**SET EXERCISE**
Sift the material for lines containing "рабочих", and return them.
>> BEGIN SUPPLIED INFORMATION
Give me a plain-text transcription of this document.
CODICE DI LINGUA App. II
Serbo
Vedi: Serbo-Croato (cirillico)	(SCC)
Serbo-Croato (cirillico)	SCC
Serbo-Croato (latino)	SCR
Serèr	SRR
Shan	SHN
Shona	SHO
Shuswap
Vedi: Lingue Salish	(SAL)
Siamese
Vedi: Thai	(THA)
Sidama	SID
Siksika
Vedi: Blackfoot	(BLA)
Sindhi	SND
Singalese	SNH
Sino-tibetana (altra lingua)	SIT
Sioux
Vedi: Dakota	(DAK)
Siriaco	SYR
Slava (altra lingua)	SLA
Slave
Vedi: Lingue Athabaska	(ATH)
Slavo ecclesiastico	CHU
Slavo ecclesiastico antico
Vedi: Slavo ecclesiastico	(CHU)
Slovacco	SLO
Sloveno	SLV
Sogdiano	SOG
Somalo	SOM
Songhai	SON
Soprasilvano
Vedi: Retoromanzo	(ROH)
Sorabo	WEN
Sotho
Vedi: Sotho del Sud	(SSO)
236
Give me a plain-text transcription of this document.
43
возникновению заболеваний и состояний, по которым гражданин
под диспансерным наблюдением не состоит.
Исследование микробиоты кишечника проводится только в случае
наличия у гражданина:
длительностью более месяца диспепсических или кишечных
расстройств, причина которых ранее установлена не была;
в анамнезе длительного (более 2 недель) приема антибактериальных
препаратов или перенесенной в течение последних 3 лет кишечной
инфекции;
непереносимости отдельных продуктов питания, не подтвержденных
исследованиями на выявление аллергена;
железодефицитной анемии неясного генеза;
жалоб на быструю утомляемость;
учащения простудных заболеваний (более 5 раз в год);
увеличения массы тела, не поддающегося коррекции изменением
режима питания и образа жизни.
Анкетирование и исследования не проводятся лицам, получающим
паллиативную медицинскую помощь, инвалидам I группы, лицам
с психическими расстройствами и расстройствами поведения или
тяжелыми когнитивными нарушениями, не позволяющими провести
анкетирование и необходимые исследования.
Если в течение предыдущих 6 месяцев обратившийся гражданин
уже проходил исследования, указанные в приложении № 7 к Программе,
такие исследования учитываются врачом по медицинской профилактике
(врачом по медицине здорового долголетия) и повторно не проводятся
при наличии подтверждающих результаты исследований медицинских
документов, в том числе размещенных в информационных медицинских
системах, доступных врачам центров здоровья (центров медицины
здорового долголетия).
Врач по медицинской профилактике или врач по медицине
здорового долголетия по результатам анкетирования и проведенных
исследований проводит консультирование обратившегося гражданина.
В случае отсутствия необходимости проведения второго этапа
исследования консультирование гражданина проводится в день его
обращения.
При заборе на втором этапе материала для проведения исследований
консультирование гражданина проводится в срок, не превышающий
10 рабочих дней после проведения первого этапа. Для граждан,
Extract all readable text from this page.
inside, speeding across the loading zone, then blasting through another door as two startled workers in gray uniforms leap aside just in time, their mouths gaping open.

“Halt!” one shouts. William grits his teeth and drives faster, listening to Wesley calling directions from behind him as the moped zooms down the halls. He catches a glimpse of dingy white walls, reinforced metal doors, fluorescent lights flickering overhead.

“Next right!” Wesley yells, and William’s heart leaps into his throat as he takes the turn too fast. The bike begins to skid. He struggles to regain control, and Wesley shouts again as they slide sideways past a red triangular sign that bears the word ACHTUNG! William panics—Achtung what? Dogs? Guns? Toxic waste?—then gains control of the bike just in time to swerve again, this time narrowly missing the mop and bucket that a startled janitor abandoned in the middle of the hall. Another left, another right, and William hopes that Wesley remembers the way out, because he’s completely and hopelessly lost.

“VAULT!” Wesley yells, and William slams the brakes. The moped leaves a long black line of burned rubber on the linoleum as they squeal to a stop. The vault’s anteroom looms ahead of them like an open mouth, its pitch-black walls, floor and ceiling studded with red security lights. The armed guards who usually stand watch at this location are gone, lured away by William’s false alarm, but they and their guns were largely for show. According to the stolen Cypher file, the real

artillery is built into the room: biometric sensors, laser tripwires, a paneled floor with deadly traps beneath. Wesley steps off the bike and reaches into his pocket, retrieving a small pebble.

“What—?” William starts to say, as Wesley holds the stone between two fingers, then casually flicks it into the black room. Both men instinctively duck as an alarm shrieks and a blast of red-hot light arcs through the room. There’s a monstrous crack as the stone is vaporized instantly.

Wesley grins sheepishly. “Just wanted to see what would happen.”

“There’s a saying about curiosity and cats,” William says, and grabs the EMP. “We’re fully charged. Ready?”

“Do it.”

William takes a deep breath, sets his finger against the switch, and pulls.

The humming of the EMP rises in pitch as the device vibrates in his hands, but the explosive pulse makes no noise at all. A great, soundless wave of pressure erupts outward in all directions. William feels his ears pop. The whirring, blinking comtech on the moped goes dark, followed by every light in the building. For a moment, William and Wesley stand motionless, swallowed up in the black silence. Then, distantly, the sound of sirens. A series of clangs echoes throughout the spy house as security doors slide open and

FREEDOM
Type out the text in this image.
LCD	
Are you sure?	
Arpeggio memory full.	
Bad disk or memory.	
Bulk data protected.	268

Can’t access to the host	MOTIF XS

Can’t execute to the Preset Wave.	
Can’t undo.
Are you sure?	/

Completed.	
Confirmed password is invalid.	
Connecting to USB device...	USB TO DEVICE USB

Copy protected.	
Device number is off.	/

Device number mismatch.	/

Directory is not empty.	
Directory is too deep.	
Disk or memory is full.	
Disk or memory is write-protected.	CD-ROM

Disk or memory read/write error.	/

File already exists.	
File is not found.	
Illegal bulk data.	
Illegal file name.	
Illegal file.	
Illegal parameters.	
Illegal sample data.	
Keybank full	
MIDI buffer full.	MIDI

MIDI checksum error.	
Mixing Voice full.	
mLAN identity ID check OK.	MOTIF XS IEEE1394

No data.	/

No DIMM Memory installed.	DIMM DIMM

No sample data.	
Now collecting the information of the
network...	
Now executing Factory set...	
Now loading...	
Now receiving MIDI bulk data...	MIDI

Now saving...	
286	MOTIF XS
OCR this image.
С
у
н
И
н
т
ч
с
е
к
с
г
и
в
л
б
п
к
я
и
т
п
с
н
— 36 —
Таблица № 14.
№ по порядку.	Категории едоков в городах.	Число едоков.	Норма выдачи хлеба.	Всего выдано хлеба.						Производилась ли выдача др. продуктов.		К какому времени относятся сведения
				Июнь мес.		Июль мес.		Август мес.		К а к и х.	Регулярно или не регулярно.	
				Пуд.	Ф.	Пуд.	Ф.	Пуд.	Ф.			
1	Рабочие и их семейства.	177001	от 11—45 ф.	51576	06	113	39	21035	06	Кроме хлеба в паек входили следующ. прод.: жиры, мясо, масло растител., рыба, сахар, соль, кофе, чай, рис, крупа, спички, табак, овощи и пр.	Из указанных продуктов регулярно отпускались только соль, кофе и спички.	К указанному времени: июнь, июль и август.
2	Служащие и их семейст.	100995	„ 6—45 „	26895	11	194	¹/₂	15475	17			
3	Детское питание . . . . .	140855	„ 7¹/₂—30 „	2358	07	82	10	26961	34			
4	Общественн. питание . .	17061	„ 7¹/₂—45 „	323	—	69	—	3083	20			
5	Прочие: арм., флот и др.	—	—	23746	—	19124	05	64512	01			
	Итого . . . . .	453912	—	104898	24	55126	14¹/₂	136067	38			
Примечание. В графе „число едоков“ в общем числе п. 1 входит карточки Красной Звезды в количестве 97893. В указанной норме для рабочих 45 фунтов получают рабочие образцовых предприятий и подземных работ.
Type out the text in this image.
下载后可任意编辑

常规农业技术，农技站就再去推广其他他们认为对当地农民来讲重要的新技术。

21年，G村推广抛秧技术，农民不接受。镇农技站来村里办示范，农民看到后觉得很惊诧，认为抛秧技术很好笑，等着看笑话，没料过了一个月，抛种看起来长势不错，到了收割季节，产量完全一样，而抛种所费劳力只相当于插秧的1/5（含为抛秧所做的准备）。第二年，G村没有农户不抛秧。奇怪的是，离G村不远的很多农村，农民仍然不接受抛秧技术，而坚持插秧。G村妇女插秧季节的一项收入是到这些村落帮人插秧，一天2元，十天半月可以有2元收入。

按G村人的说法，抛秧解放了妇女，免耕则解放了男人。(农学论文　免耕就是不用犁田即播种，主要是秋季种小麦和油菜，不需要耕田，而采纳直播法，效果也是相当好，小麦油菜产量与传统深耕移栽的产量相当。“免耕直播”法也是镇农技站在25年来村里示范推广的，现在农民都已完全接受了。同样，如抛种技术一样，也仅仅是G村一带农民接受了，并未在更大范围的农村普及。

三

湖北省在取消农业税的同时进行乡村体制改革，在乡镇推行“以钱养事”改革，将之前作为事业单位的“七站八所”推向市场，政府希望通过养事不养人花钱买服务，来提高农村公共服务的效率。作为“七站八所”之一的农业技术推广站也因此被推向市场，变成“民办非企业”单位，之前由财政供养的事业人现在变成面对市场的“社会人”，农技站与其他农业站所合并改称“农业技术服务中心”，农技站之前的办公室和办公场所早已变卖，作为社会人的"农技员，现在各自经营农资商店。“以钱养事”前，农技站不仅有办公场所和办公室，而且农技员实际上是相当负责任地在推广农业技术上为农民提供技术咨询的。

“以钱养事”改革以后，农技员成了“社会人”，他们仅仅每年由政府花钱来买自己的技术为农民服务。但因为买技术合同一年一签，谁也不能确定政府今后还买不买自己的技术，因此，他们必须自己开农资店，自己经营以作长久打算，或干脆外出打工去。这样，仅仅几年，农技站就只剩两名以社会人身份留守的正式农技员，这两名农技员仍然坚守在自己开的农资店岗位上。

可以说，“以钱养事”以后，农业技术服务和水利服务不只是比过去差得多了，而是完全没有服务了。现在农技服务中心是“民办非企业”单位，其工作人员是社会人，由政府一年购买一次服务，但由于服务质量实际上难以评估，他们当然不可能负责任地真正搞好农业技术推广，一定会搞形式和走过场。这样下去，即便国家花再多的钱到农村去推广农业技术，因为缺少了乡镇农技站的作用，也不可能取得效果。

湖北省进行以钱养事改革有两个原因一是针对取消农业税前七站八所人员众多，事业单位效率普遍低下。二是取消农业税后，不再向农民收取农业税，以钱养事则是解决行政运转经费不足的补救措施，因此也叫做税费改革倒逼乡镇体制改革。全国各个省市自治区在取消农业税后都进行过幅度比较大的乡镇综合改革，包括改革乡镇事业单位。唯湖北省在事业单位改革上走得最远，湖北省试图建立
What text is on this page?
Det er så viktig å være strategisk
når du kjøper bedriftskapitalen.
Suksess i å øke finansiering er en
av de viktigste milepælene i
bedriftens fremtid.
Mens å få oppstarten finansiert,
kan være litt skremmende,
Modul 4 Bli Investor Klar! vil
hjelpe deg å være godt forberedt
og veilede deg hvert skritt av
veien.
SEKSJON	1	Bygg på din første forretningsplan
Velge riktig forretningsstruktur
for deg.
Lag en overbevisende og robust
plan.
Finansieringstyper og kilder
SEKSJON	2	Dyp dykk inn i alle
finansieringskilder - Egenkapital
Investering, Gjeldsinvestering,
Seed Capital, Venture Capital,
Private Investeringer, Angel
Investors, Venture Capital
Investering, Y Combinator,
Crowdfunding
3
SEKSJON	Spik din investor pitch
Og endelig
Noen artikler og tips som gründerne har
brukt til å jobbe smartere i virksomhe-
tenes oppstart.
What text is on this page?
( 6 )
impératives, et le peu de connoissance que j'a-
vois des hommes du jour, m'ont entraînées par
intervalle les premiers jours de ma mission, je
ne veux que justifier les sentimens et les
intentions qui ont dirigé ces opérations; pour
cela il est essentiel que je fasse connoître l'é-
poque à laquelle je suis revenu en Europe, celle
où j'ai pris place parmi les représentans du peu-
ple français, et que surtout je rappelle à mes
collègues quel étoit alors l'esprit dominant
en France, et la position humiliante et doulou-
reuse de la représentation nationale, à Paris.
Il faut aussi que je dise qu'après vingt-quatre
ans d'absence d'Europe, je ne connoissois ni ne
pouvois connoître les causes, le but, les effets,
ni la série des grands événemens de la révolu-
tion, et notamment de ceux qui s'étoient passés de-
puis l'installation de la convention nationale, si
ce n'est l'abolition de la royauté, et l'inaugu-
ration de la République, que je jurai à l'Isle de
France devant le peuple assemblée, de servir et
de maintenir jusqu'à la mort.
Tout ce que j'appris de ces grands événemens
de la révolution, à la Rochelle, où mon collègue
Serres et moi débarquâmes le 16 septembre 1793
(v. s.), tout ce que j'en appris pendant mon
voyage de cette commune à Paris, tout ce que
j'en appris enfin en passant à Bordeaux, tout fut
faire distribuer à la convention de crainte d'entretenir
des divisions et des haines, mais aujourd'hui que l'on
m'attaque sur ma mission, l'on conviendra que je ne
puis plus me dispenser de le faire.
>> END SUPPLIED INFORMATION
**COMPLETED EXERCISE**
10 рабочих дней после проведения первого этапа. Для граждан,
Примечание. В графе „число едоков“ в общем числе п. 1 входит карточки Красной Звезды в количестве 97893. В указанной норме для рабочих 45 фунтов получают рабочие образцовых предприятий и подземных работ.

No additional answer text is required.